PROBLEMS TO WORK ON:
- 1) Decide whether each statement agrees with the particle-growth text. Answer yes or no for each and quote the deciding words of the text.
(a) Starting from an initial random distribution of particles, the predicted growth follows a square root dependence on time.
(b) Particles growing by evaporation-condensation keep a narrow initial size-distribution.
(c) Above Tc, the growth-rate rose as T increased.
- 2) Copy everything from "Browse by author" down to "below where available." in the particle-growth text, swapping "repository" for "archive".

GIVEN PASSAGE:
----

Browse by author
Lookup NU author(s): Dr Fulian Qiu,
Dr Terry Egerton,
Dr Ian Cooper
Full text for this publication is not currently held within this repository. Alternative links are provided below where available.
We have investigated a Monte-Carlo treatment of particle-growth by evaporation-condensation based on a combination of a two-state Potts, or Ising, model with the Metropolis algorithm for the acceptance/rejection of simulated growth steps. The effects of initial size-distribution and lattice occupancy on particle-growth through Ostwald ripening via evaporation-condensation have been explored and the sensitivity of the results to model-parameters, such as interaction energy, temperature and second-nearest-neighbour weightings has been investigated. From an initial random distribution of particles, the predicted growth follows a square root dependence on time, consistent with well known analytical treatments. When the temperature parameter was examined, a critical temperature Tc was found. Below Tc the rate of particle-growth increased with increasing T; but above Tc the growth-rate decreased with increase in T. The correspondence, in the absence of second-nearest-neighbour interactions, of the computed Tc with the analytically determined value demonstrates the robustness of our procedures. The effects of evaporation-condensation on the size-distribution, characterized by a mean size 〈R〉 and r.m.s. deviation δ, have received particular consideration. It is predicted that, for three different initial particle size distributions, with the same initial mean size, growth by evaporation-condensation will lead to convergence of the normalized δ/〈R〉 versus time or δ/〈R〉 versus 〈R〉 curves. Counter-intuitively, a narrow initial size-distribution is not maintained by particles growing by evaporation-condensation. Finally, we have developed a simple technique for incorporating diffusive phenomena into this model by incorporating distance dependence into the probability of migration. This has reduced the necessary computational time and enabled us to compare the dependence of the δ/ 〈R〉 versus 〈R〉 relationship for different values of the characteristic distance. Remarkably and somewhat unexpectedly, we find that for a wide range of model-parameters the normalized deviation is effectively independent of this characteristic distance. © 2004 Elsevier Ltd. All rights reserved.

----

DATA SEGMENT:
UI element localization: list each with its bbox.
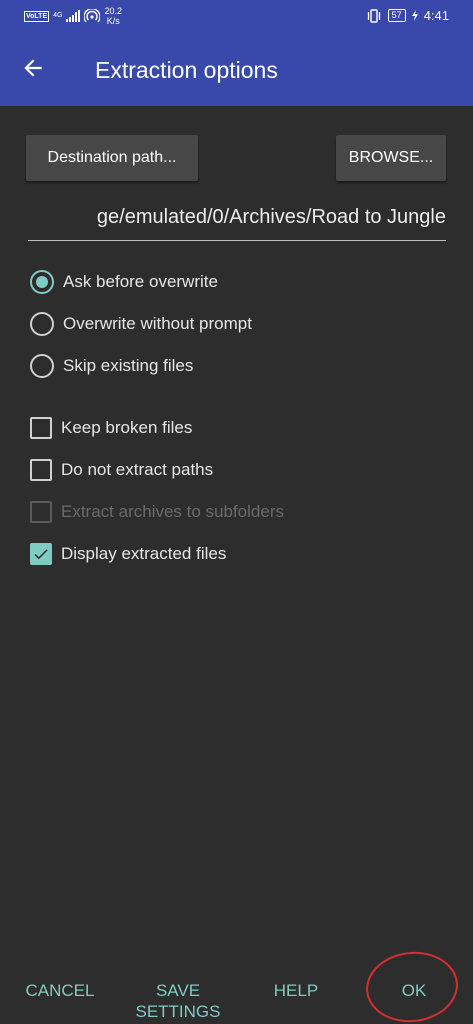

----

TASK-BY-TASK RESULTS:
- 1)
(a) Yes: "From an initial random distribution of particles, the predicted growth follows a square root dependence on time"
(b) No: "Counter-intuitively, a narrow initial size-distribution is not maintained by particles growing by evaporation-condensation."
(c) No: "but above Tc the growth-rate decreased with increase in T."

- 2)
Browse by author
Lookup NU author(s): Dr Fulian Qiu,
Dr Terry Egerton,
Dr Ian Cooper
Full text for this publication is not currently held within this archive. Alternative links are provided below where available.